- Instructions for the task -
Repeat the records below exactly, leaving out every picture.

- Excerpted records -
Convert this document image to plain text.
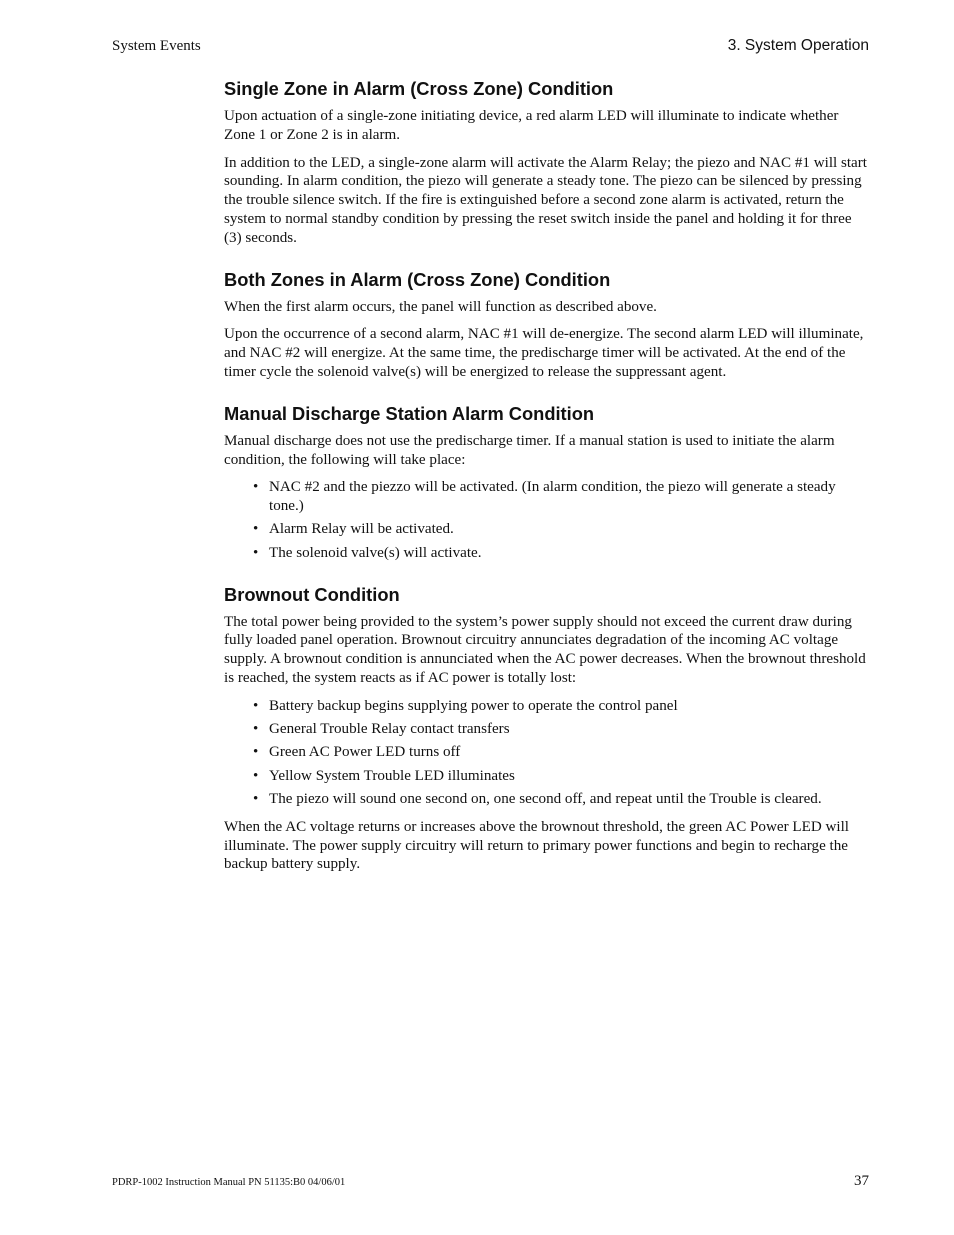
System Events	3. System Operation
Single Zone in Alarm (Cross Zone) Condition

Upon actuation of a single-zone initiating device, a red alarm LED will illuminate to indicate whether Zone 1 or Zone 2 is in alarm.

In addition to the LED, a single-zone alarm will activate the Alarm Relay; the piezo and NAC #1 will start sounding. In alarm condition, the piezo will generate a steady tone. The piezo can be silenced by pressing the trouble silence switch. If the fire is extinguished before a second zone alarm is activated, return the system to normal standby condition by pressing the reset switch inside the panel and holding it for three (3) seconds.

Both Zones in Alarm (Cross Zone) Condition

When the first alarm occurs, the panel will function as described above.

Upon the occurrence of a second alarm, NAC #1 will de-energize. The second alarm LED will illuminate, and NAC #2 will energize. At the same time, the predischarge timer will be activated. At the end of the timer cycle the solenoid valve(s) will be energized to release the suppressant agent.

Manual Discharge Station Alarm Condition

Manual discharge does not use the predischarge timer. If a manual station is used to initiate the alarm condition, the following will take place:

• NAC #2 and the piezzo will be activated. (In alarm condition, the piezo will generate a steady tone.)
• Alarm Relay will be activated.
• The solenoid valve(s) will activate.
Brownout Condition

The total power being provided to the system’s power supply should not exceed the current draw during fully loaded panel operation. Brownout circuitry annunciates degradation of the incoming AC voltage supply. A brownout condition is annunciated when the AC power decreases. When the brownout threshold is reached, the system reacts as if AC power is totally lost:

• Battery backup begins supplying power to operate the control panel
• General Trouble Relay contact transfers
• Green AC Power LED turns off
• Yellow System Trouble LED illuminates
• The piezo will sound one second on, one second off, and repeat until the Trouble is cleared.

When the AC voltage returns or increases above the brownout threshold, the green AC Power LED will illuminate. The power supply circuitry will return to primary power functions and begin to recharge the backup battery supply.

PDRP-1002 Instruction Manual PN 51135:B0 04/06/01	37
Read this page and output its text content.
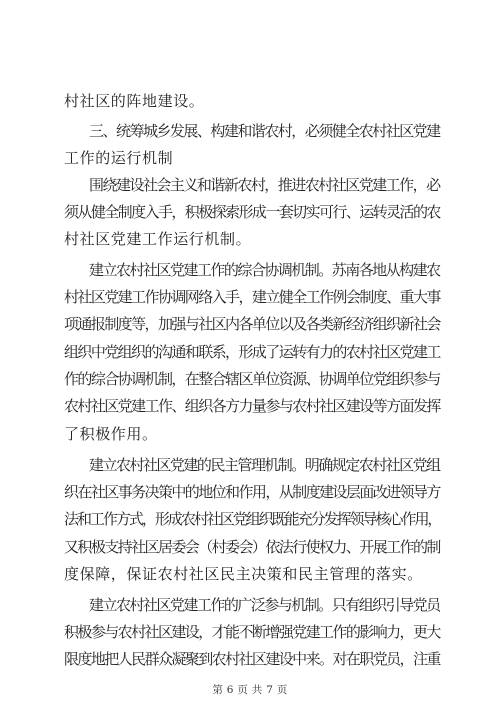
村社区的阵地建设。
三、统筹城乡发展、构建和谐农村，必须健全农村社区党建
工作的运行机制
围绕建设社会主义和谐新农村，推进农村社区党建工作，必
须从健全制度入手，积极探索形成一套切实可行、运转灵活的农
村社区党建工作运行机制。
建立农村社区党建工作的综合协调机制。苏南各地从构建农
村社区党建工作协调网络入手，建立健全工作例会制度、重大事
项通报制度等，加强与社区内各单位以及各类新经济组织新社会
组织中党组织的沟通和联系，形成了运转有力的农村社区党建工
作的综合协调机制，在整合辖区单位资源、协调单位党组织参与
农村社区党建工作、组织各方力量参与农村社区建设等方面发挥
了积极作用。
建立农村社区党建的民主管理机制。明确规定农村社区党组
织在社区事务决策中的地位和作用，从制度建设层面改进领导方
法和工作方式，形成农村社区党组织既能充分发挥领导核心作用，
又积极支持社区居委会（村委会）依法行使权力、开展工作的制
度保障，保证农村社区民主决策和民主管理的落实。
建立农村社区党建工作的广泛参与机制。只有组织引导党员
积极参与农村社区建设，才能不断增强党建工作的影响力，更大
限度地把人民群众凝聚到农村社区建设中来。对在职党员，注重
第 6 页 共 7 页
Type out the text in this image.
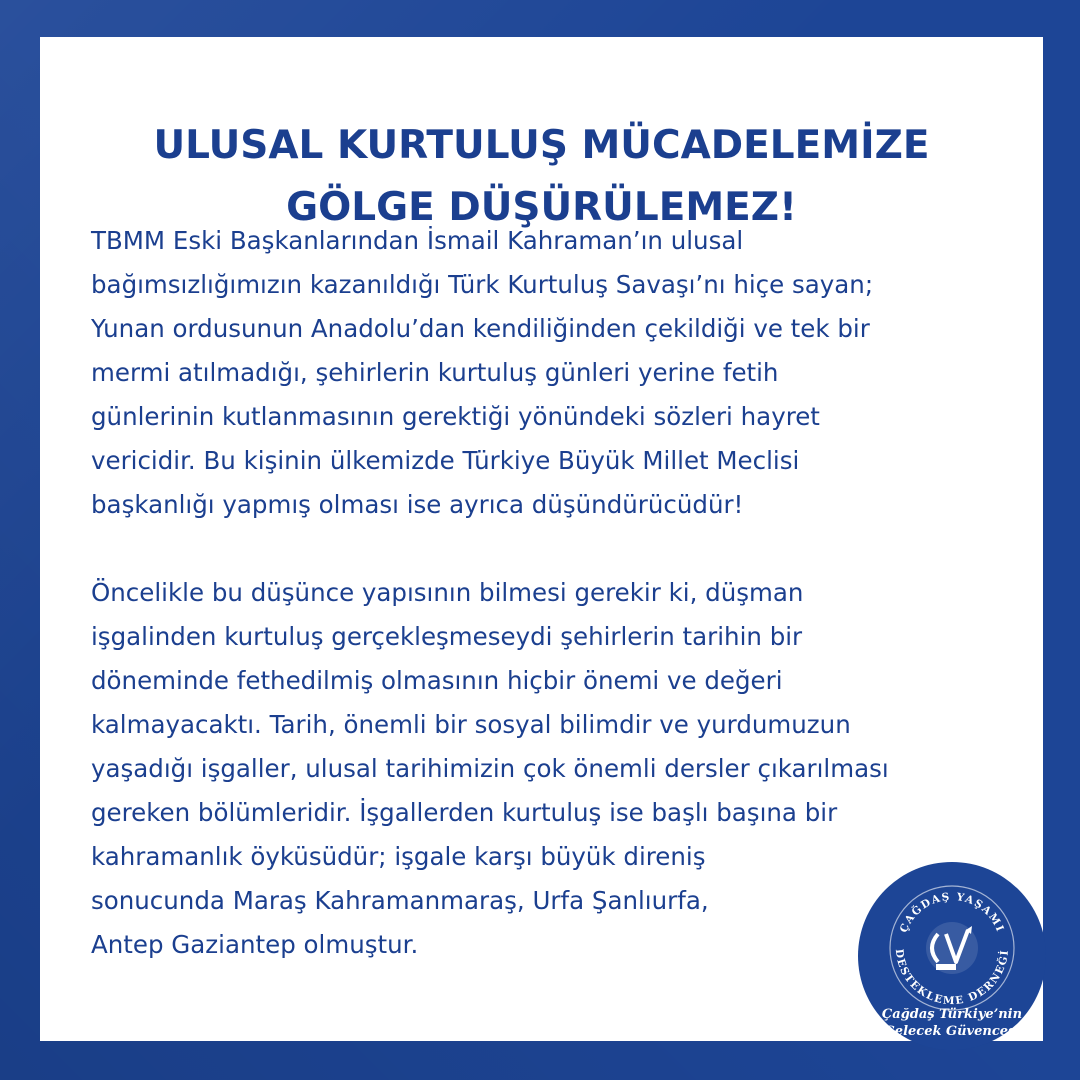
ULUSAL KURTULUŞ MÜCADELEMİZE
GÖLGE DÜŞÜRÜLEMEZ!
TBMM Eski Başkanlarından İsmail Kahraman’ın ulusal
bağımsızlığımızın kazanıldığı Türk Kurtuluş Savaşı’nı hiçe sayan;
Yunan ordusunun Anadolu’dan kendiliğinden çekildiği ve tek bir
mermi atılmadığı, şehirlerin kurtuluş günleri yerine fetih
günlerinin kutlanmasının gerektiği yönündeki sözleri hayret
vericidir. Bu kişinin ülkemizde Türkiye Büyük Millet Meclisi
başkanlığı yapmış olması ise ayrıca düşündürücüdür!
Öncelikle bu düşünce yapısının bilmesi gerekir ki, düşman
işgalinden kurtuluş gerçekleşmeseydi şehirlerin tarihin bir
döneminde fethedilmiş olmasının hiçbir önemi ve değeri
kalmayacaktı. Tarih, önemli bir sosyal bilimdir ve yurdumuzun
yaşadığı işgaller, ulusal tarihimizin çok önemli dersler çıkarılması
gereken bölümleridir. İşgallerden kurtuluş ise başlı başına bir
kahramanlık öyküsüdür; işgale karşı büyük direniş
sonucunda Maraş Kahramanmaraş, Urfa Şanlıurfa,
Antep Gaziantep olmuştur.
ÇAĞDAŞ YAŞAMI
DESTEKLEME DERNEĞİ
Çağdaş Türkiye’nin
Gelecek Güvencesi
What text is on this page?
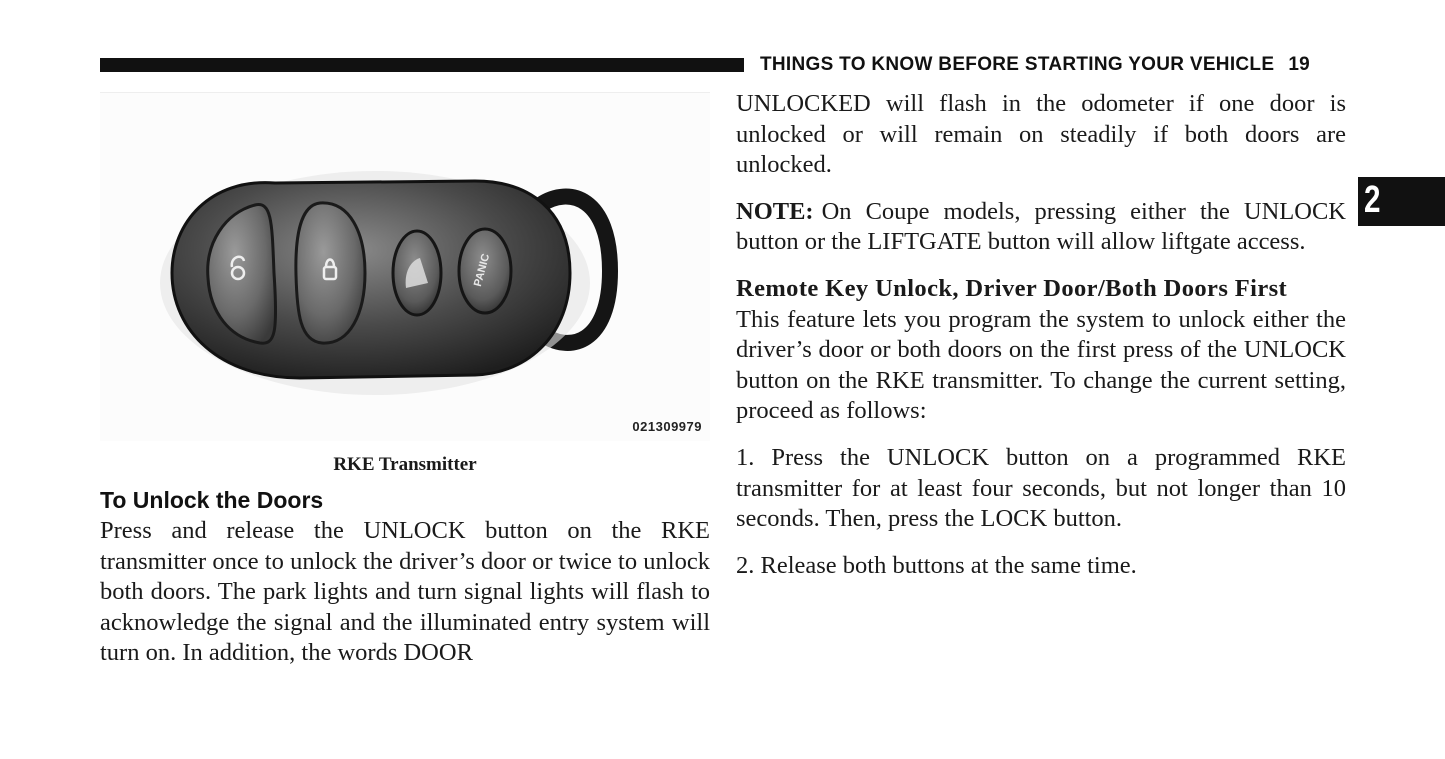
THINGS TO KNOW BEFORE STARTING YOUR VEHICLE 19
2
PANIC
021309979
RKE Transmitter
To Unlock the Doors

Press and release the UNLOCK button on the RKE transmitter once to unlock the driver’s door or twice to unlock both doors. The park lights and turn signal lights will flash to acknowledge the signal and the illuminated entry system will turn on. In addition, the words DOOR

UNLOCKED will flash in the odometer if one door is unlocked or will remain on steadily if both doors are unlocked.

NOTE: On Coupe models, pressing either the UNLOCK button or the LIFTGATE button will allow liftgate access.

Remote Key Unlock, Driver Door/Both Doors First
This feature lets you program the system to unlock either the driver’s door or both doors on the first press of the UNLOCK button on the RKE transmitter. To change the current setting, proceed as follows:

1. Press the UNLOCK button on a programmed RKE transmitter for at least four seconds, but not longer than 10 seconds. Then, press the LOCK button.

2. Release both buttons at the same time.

- Answer -
Convert this document image to plain text.
System Events	3. System Operation
Single Zone in Alarm (Cross Zone) Condition

Upon actuation of a single-zone initiating device, a red alarm LED will illuminate to indicate whether Zone 1 or Zone 2 is in alarm.

In addition to the LED, a single-zone alarm will activate the Alarm Relay; the piezo and NAC #1 will start sounding. In alarm condition, the piezo will generate a steady tone. The piezo can be silenced by pressing the trouble silence switch. If the fire is extinguished before a second zone alarm is activated, return the system to normal standby condition by pressing the reset switch inside the panel and holding it for three (3) seconds.

Both Zones in Alarm (Cross Zone) Condition

When the first alarm occurs, the panel will function as described above.

Upon the occurrence of a second alarm, NAC #1 will de-energize. The second alarm LED will illuminate, and NAC #2 will energize. At the same time, the predischarge timer will be activated. At the end of the timer cycle the solenoid valve(s) will be energized to release the suppressant agent.

Manual Discharge Station Alarm Condition

Manual discharge does not use the predischarge timer. If a manual station is used to initiate the alarm condition, the following will take place:

• NAC #2 and the piezzo will be activated. (In alarm condition, the piezo will generate a steady tone.)
• Alarm Relay will be activated.
• The solenoid valve(s) will activate.
Brownout Condition

The total power being provided to the system’s power supply should not exceed the current draw during fully loaded panel operation. Brownout circuitry annunciates degradation of the incoming AC voltage supply. A brownout condition is annunciated when the AC power decreases. When the brownout threshold is reached, the system reacts as if AC power is totally lost:

• Battery backup begins supplying power to operate the control panel
• General Trouble Relay contact transfers
• Green AC Power LED turns off
• Yellow System Trouble LED illuminates
• The piezo will sound one second on, one second off, and repeat until the Trouble is cleared.

When the AC voltage returns or increases above the brownout threshold, the green AC Power LED will illuminate. The power supply circuitry will return to primary power functions and begin to recharge the backup battery supply.

PDRP-1002 Instruction Manual PN 51135:B0 04/06/01	37
Read this page and output its text content.
村社区的阵地建设。
三、统筹城乡发展、构建和谐农村，必须健全农村社区党建
工作的运行机制
围绕建设社会主义和谐新农村，推进农村社区党建工作，必
须从健全制度入手，积极探索形成一套切实可行、运转灵活的农
村社区党建工作运行机制。
建立农村社区党建工作的综合协调机制。苏南各地从构建农
村社区党建工作协调网络入手，建立健全工作例会制度、重大事
项通报制度等，加强与社区内各单位以及各类新经济组织新社会
组织中党组织的沟通和联系，形成了运转有力的农村社区党建工
作的综合协调机制，在整合辖区单位资源、协调单位党组织参与
农村社区党建工作、组织各方力量参与农村社区建设等方面发挥
了积极作用。
建立农村社区党建的民主管理机制。明确规定农村社区党组
织在社区事务决策中的地位和作用，从制度建设层面改进领导方
法和工作方式，形成农村社区党组织既能充分发挥领导核心作用，
又积极支持社区居委会（村委会）依法行使权力、开展工作的制
度保障，保证农村社区民主决策和民主管理的落实。
建立农村社区党建工作的广泛参与机制。只有组织引导党员
积极参与农村社区建设，才能不断增强党建工作的影响力，更大
限度地把人民群众凝聚到农村社区建设中来。对在职党员，注重
第 6 页 共 7 页
Type out the text in this image.
ULUSAL KURTULUŞ MÜCADELEMİZE
GÖLGE DÜŞÜRÜLEMEZ!
TBMM Eski Başkanlarından İsmail Kahraman’ın ulusal
bağımsızlığımızın kazanıldığı Türk Kurtuluş Savaşı’nı hiçe sayan;
Yunan ordusunun Anadolu’dan kendiliğinden çekildiği ve tek bir
mermi atılmadığı, şehirlerin kurtuluş günleri yerine fetih
günlerinin kutlanmasının gerektiği yönündeki sözleri hayret
vericidir. Bu kişinin ülkemizde Türkiye Büyük Millet Meclisi
başkanlığı yapmış olması ise ayrıca düşündürücüdür!
Öncelikle bu düşünce yapısının bilmesi gerekir ki, düşman
işgalinden kurtuluş gerçekleşmeseydi şehirlerin tarihin bir
döneminde fethedilmiş olmasının hiçbir önemi ve değeri
kalmayacaktı. Tarih, önemli bir sosyal bilimdir ve yurdumuzun
yaşadığı işgaller, ulusal tarihimizin çok önemli dersler çıkarılması
gereken bölümleridir. İşgallerden kurtuluş ise başlı başına bir
kahramanlık öyküsüdür; işgale karşı büyük direniş
sonucunda Maraş Kahramanmaraş, Urfa Şanlıurfa,
Antep Gaziantep olmuştur.
ÇAĞDAŞ YAŞAMI
DESTEKLEME DERNEĞİ
Çağdaş Türkiye’nin
Gelecek Güvencesi
What text is on this page?
THINGS TO KNOW BEFORE STARTING YOUR VEHICLE 19
2
PANIC
021309979
RKE Transmitter
To Unlock the Doors

Press and release the UNLOCK button on the RKE transmitter once to unlock the driver’s door or twice to unlock both doors. The park lights and turn signal lights will flash to acknowledge the signal and the illuminated entry system will turn on. In addition, the words DOOR

UNLOCKED will flash in the odometer if one door is unlocked or will remain on steadily if both doors are unlocked.

NOTE: On Coupe models, pressing either the UNLOCK button or the LIFTGATE button will allow liftgate access.

Remote Key Unlock, Driver Door/Both Doors First
This feature lets you program the system to unlock either the driver’s door or both doors on the first press of the UNLOCK button on the RKE transmitter. To change the current setting, proceed as follows:

1. Press the UNLOCK button on a programmed RKE transmitter for at least four seconds, but not longer than 10 seconds. Then, press the LOCK button.

2. Release both buttons at the same time.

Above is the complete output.